Records from a data collection:

+-------+

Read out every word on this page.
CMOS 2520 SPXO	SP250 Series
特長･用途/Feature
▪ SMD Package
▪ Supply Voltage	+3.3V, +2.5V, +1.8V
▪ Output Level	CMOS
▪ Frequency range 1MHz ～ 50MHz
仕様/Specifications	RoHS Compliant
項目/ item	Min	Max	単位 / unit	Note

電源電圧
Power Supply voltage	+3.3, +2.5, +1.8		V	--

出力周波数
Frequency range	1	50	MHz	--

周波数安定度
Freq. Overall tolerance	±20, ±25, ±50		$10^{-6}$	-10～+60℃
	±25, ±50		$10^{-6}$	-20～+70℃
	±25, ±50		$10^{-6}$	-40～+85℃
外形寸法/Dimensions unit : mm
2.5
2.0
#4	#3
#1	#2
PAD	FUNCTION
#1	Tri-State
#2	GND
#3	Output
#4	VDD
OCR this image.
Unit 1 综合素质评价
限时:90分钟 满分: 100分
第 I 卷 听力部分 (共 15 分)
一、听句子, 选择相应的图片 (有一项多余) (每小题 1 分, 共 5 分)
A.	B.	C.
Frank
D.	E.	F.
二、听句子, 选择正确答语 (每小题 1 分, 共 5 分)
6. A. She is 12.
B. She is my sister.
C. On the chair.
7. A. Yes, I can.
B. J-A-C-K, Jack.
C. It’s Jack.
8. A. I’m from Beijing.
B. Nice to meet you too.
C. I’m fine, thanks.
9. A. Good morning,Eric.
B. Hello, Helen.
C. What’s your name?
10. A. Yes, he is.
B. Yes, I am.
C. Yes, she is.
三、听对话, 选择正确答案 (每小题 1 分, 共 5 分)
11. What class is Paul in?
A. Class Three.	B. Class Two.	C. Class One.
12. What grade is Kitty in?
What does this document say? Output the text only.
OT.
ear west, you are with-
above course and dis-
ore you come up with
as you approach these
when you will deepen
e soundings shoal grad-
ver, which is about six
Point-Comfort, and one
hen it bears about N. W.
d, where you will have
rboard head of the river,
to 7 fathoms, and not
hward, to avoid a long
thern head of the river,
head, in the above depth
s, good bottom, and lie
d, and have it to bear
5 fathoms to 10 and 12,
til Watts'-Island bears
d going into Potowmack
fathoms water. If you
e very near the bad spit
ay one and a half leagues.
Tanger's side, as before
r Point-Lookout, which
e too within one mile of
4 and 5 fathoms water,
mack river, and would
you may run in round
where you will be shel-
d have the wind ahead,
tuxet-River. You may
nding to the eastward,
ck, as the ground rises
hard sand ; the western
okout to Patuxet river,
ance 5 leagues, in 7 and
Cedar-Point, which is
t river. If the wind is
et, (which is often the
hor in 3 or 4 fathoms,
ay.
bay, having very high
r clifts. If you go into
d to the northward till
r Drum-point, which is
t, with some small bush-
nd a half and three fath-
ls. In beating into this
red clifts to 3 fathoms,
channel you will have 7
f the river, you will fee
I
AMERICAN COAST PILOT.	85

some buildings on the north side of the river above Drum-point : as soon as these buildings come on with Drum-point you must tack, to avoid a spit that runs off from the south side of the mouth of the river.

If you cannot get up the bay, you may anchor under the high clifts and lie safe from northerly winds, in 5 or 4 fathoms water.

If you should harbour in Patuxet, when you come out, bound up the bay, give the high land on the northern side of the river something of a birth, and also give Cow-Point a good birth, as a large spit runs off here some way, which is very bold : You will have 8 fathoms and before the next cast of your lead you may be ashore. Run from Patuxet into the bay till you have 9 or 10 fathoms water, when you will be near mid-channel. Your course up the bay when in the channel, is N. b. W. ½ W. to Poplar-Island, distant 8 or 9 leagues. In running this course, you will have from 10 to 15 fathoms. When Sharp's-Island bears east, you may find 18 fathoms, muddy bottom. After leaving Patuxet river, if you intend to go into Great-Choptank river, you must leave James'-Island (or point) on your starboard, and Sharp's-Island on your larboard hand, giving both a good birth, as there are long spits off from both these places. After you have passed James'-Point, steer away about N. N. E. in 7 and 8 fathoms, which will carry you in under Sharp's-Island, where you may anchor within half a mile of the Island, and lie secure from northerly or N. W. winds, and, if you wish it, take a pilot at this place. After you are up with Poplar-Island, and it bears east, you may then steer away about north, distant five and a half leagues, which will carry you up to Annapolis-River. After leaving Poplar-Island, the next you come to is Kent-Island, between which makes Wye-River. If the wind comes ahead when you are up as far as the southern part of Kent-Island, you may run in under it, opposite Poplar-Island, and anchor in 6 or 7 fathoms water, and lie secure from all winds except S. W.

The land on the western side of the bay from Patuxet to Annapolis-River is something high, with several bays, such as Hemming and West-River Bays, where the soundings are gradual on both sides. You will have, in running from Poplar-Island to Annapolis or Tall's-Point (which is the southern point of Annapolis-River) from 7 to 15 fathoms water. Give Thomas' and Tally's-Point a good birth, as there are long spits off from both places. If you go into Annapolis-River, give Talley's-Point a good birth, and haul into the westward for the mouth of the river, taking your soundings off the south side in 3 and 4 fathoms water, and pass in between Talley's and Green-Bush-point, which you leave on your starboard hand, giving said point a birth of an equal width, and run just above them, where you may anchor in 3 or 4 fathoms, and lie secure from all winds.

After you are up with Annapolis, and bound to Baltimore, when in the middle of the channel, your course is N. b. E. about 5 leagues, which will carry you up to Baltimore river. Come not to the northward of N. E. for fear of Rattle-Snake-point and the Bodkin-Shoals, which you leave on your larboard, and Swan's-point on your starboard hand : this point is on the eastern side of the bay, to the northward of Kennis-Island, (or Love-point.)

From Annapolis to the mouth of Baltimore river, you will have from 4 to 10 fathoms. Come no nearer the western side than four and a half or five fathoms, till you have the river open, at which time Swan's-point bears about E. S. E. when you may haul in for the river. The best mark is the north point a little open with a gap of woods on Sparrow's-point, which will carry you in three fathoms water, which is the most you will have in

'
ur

+-------+

STATED EXERCISE => Only a number is wanted: how many lines of the material above hold "After"?

RESPONSE FOR THIS EXERCISE => 2